Without including any pictures, copy each entry below exactly.

********************

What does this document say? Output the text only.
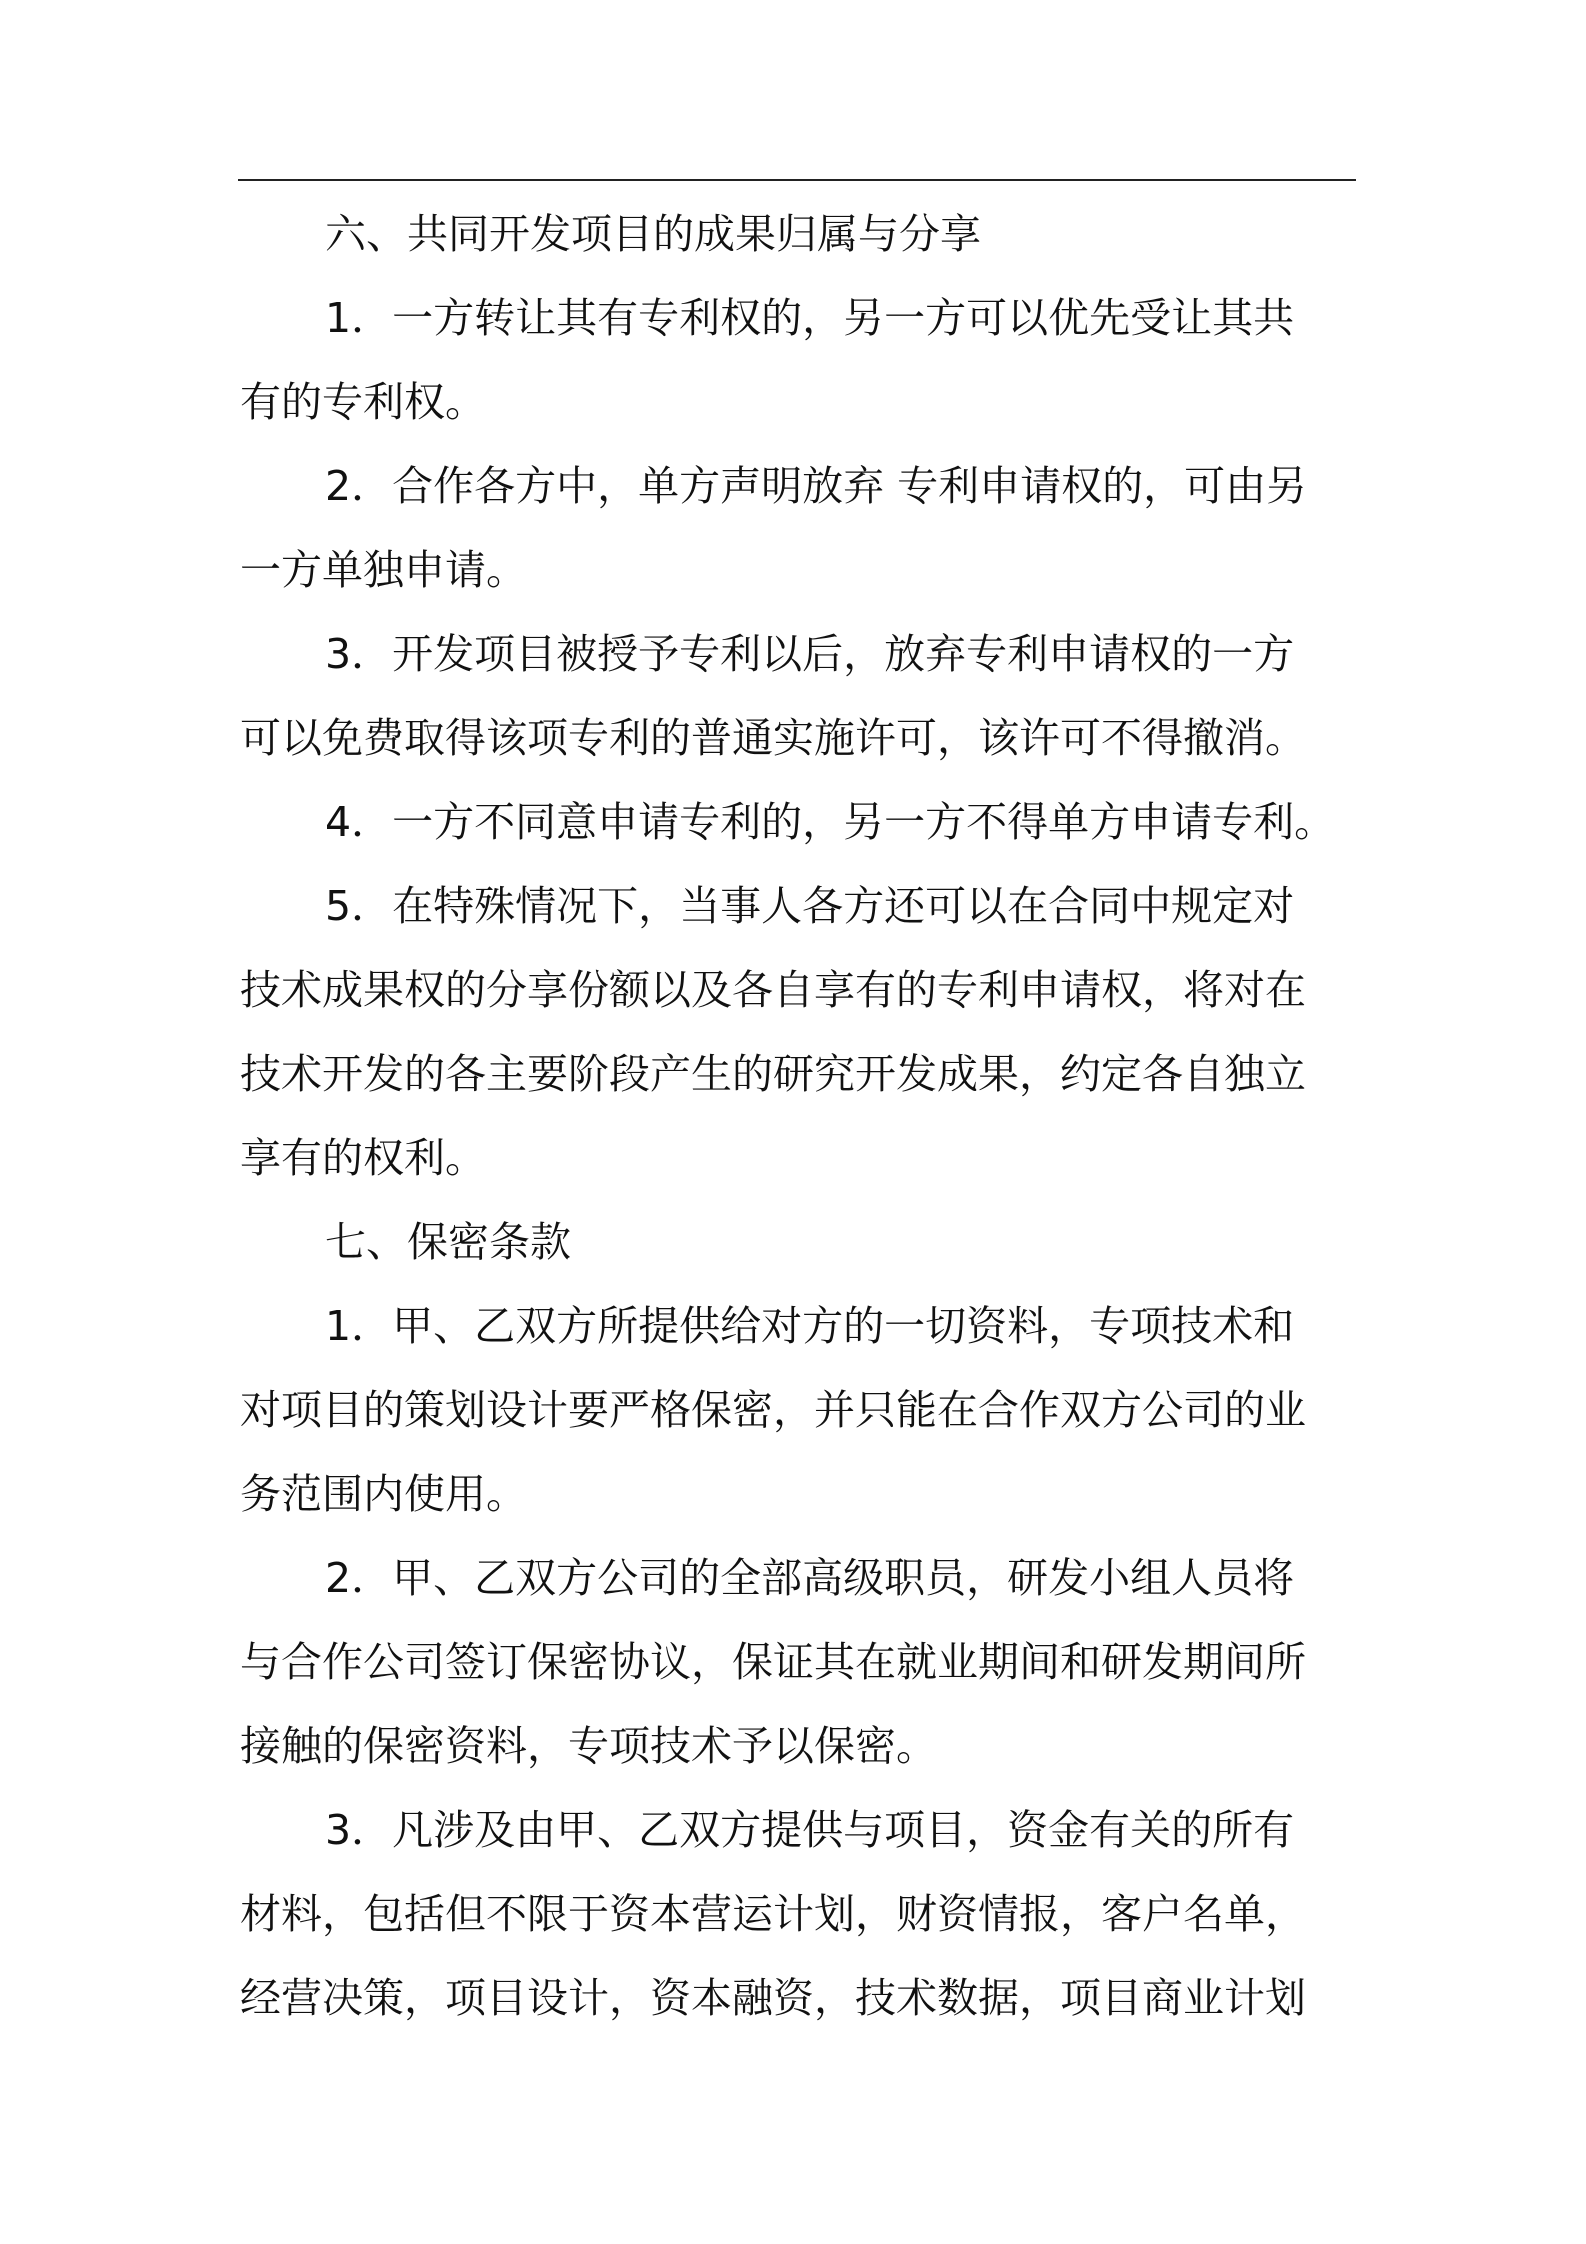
六、共同开发项目的成果归属与分享
1．一方转让其有专利权的，另一方可以优先受让其共
有的专利权。
2．合作各方中，单方声明放弃 专利申请权的，可由另
一方单独申请。
3．开发项目被授予专利以后，放弃专利申请权的一方
可以免费取得该项专利的普通实施许可，该许可不得撤消。
4．一方不同意申请专利的，另一方不得单方申请专利。
5．在特殊情况下，当事人各方还可以在合同中规定对
技术成果权的分享份额以及各自享有的专利申请权，将对在
技术开发的各主要阶段产生的研究开发成果，约定各自独立
享有的权利。
七、保密条款
1．甲、乙双方所提供给对方的一切资料，专项技术和
对项目的策划设计要严格保密，并只能在合作双方公司的业
务范围内使用。
2．甲、乙双方公司的全部高级职员，研发小组人员将
与合作公司签订保密协议，保证其在就业期间和研发期间所
接触的保密资料，专项技术予以保密。
3．凡涉及由甲、乙双方提供与项目，资金有关的所有
材料，包括但不限于资本营运计划，财资情报，客户名单，
经营决策，项目设计，资本融资，技术数据，项目商业计划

********************

= Exercise solution =
What does this document say? Output the text only.
六、共同开发项目的成果归属与分享
1．一方转让其有专利权的，另一方可以优先受让其共
有的专利权。
2．合作各方中，单方声明放弃 专利申请权的，可由另
一方单独申请。
3．开发项目被授予专利以后，放弃专利申请权的一方
可以免费取得该项专利的普通实施许可，该许可不得撤消。
4．一方不同意申请专利的，另一方不得单方申请专利。
5．在特殊情况下，当事人各方还可以在合同中规定对
技术成果权的分享份额以及各自享有的专利申请权，将对在
技术开发的各主要阶段产生的研究开发成果，约定各自独立
享有的权利。
七、保密条款
1．甲、乙双方所提供给对方的一切资料，专项技术和
对项目的策划设计要严格保密，并只能在合作双方公司的业
务范围内使用。
2．甲、乙双方公司的全部高级职员，研发小组人员将
与合作公司签订保密协议，保证其在就业期间和研发期间所
接触的保密资料，专项技术予以保密。
3．凡涉及由甲、乙双方提供与项目，资金有关的所有
材料，包括但不限于资本营运计划，财资情报，客户名单，
经营决策，项目设计，资本融资，技术数据，项目商业计划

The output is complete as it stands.